__EXERCISE DESCRIPTION__:
Output each line exactly as it appears, skipping any embedded picture.

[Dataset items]
---+---

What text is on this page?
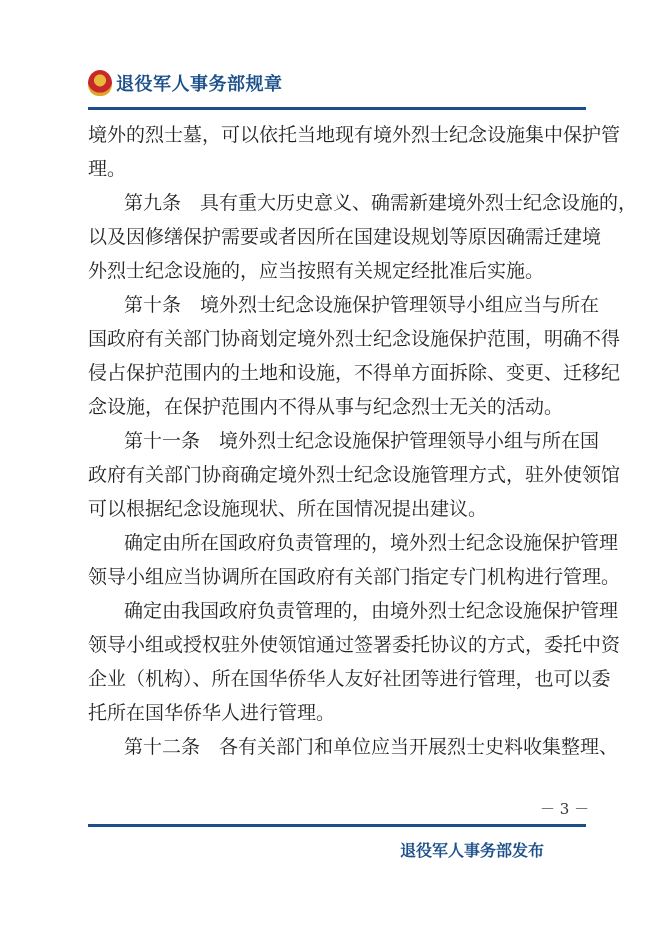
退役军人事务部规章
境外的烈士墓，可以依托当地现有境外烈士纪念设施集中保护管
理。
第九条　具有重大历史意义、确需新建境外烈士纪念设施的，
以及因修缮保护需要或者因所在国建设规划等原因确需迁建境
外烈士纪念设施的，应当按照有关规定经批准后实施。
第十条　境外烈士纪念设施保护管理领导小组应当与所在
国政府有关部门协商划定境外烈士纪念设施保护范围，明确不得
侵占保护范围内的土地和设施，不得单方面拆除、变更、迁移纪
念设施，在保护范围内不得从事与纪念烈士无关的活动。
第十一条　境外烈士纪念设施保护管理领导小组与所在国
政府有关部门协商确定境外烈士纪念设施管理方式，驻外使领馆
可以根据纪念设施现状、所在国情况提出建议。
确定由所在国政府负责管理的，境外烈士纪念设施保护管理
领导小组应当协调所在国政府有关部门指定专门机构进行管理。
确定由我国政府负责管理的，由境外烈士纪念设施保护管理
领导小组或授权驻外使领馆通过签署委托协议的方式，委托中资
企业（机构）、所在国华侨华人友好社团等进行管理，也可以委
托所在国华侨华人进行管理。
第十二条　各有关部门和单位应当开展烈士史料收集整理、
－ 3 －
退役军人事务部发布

---+---

__COMPLETED TASK__:
What text is on this page?
退役军人事务部规章
境外的烈士墓，可以依托当地现有境外烈士纪念设施集中保护管
理。
第九条　具有重大历史意义、确需新建境外烈士纪念设施的，
以及因修缮保护需要或者因所在国建设规划等原因确需迁建境
外烈士纪念设施的，应当按照有关规定经批准后实施。
第十条　境外烈士纪念设施保护管理领导小组应当与所在
国政府有关部门协商划定境外烈士纪念设施保护范围，明确不得
侵占保护范围内的土地和设施，不得单方面拆除、变更、迁移纪
念设施，在保护范围内不得从事与纪念烈士无关的活动。
第十一条　境外烈士纪念设施保护管理领导小组与所在国
政府有关部门协商确定境外烈士纪念设施管理方式，驻外使领馆
可以根据纪念设施现状、所在国情况提出建议。
确定由所在国政府负责管理的，境外烈士纪念设施保护管理
领导小组应当协调所在国政府有关部门指定专门机构进行管理。
确定由我国政府负责管理的，由境外烈士纪念设施保护管理
领导小组或授权驻外使领馆通过签署委托协议的方式，委托中资
企业（机构）、所在国华侨华人友好社团等进行管理，也可以委
托所在国华侨华人进行管理。
第十二条　各有关部门和单位应当开展烈士史料收集整理、
－ 3 －
退役军人事务部发布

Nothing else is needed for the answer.